■ Exercise inputs:
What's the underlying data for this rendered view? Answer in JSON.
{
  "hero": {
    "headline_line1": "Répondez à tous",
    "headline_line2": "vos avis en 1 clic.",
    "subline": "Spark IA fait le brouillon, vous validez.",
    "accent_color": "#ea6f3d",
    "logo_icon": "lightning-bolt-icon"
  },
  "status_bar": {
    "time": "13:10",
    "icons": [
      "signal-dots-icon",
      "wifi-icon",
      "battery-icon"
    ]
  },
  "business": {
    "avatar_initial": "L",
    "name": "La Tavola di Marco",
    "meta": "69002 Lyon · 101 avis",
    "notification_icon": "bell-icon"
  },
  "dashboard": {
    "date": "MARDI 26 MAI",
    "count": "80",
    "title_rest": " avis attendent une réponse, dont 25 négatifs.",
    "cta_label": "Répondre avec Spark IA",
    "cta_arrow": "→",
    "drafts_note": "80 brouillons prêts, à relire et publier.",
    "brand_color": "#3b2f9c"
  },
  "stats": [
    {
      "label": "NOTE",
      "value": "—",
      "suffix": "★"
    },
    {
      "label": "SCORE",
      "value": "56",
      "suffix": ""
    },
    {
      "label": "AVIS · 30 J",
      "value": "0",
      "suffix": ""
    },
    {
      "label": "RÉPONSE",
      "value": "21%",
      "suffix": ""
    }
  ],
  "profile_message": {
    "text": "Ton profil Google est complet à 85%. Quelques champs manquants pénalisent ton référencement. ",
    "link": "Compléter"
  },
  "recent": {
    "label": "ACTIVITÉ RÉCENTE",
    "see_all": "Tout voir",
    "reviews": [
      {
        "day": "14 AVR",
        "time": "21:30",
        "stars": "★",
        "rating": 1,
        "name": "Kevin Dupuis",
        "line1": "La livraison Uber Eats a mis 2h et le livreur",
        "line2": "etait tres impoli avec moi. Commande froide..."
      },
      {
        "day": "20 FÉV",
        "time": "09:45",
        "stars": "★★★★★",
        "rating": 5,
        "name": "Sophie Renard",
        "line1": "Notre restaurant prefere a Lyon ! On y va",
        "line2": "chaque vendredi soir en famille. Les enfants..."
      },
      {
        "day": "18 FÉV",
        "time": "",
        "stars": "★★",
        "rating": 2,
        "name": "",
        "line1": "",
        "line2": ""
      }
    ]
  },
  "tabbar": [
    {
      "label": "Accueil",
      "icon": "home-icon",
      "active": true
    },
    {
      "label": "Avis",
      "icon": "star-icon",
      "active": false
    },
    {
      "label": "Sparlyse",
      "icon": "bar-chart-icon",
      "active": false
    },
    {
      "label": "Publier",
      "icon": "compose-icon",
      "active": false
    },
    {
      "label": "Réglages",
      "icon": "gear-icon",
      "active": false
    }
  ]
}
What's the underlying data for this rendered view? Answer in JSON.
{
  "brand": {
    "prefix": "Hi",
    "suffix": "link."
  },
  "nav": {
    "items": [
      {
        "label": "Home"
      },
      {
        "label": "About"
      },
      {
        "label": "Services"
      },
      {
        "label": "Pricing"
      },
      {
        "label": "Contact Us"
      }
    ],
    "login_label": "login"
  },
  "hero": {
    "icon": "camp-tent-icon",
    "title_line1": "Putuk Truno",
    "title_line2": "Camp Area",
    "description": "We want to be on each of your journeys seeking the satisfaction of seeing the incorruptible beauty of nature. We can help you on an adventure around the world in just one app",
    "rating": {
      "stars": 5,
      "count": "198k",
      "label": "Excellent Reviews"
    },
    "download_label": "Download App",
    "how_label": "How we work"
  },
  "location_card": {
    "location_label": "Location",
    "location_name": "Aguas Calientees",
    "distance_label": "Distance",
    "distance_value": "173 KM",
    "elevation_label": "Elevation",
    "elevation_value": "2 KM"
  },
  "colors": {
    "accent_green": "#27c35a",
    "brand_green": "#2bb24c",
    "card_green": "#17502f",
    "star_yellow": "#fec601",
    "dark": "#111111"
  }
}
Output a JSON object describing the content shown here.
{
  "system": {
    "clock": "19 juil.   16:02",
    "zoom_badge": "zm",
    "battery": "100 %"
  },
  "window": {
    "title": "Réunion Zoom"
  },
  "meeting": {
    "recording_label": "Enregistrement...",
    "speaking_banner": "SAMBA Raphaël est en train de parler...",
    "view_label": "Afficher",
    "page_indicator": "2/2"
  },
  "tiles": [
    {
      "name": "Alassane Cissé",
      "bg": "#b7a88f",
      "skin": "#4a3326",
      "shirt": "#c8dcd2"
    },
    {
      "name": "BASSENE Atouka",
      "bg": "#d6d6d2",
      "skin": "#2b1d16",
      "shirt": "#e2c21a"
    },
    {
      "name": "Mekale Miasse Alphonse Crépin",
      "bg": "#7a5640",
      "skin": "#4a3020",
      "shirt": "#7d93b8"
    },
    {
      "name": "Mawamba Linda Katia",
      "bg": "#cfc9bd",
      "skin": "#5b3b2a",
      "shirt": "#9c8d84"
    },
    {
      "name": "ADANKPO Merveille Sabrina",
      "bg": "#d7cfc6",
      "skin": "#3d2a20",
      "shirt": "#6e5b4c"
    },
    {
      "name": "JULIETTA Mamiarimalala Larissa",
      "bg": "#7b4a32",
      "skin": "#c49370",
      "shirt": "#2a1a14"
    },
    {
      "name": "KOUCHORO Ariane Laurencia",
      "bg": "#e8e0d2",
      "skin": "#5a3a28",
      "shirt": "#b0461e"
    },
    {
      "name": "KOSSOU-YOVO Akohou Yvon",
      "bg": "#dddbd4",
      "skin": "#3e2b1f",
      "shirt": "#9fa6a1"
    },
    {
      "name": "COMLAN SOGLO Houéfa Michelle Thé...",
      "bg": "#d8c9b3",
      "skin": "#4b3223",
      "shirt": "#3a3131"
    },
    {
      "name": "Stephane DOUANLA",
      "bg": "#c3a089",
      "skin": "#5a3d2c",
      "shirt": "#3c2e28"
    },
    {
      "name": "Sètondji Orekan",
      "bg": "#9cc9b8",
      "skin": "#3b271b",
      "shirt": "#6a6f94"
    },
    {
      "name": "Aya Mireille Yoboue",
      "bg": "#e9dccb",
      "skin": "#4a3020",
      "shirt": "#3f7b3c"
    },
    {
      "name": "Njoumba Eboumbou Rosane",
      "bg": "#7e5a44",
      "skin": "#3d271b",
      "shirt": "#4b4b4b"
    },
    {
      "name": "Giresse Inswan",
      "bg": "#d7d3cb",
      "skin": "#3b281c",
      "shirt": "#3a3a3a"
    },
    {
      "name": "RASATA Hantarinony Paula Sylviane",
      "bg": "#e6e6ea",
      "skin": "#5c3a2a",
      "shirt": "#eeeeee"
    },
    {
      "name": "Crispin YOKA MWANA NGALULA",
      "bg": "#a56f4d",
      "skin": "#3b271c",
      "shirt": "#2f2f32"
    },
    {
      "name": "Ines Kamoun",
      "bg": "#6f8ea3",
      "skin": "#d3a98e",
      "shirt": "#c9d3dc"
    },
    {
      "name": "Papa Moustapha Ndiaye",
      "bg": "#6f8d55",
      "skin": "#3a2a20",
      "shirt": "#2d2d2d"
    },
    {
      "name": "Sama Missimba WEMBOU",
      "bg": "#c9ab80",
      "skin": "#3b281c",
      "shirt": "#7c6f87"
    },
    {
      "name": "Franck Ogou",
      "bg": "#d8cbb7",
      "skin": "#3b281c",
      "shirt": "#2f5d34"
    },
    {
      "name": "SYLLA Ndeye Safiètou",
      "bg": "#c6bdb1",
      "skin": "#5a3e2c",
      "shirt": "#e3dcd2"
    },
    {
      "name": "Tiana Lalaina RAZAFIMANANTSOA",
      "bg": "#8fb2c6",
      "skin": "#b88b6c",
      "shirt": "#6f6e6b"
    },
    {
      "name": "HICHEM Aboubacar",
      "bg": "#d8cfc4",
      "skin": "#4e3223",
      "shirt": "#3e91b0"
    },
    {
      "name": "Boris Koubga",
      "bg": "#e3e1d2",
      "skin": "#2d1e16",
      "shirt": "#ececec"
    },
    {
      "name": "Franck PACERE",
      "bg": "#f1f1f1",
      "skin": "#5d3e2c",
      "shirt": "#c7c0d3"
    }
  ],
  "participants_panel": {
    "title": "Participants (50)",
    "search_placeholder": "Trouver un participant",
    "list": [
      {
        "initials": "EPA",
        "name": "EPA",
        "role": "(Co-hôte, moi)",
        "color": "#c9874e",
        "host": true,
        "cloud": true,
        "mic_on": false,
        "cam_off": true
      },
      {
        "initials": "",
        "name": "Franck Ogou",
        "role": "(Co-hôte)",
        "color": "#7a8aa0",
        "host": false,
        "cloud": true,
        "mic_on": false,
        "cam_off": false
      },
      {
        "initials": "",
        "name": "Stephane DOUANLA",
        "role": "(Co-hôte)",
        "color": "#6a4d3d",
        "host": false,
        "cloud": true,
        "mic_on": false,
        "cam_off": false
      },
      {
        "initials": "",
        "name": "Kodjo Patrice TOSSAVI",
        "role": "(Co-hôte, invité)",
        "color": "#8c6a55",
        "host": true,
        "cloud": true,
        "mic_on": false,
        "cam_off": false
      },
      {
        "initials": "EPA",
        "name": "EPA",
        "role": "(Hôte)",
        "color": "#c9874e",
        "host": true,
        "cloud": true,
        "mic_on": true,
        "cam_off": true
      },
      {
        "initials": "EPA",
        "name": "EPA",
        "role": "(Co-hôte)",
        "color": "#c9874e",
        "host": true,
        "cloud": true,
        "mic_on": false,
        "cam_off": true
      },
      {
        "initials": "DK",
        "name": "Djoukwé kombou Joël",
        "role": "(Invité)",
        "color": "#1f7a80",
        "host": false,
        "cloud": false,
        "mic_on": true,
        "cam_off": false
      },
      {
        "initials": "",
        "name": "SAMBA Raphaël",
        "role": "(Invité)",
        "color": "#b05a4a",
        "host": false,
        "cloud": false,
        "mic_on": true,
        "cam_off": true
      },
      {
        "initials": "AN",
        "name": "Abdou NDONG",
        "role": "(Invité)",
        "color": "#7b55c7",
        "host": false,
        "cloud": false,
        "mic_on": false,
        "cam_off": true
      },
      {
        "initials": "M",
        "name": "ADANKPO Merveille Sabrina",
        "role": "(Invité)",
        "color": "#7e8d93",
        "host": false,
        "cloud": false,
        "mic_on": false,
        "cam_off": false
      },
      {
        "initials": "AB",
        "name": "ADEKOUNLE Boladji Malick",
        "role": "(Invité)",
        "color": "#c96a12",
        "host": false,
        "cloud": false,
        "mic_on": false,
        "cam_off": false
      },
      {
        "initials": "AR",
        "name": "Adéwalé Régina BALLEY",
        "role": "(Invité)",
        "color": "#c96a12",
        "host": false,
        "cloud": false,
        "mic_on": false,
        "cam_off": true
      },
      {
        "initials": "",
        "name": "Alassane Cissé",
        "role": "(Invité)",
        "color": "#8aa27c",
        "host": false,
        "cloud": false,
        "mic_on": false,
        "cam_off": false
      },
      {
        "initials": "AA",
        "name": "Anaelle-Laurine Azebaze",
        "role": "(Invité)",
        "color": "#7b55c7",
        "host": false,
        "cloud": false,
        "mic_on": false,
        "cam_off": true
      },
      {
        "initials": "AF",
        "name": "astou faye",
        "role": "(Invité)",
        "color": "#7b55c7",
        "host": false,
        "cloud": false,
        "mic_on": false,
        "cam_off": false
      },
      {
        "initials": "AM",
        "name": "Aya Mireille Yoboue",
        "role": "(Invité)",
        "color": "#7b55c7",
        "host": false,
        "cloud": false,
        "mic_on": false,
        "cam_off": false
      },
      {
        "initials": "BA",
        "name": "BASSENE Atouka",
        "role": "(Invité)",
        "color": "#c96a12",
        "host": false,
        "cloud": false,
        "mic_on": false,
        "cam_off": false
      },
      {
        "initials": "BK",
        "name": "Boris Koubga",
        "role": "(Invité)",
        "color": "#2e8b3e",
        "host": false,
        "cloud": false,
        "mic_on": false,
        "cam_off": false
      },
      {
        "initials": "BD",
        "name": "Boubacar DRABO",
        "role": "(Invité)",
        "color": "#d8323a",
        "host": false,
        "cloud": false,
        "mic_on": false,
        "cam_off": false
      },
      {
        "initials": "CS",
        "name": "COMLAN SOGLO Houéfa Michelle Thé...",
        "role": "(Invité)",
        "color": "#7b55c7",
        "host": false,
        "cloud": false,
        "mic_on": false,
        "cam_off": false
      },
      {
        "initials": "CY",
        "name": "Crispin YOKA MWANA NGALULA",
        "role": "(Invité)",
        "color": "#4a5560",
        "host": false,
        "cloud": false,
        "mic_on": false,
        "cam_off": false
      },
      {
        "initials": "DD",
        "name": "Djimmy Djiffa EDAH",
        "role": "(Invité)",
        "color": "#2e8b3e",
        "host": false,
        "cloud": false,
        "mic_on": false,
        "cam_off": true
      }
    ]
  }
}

■ What you will do:
List every line above that contains the word "DOUANLA".

■ Solution to the problem:
      "name": "Stephane DOUANLA",
        "name": "Stephane DOUANLA",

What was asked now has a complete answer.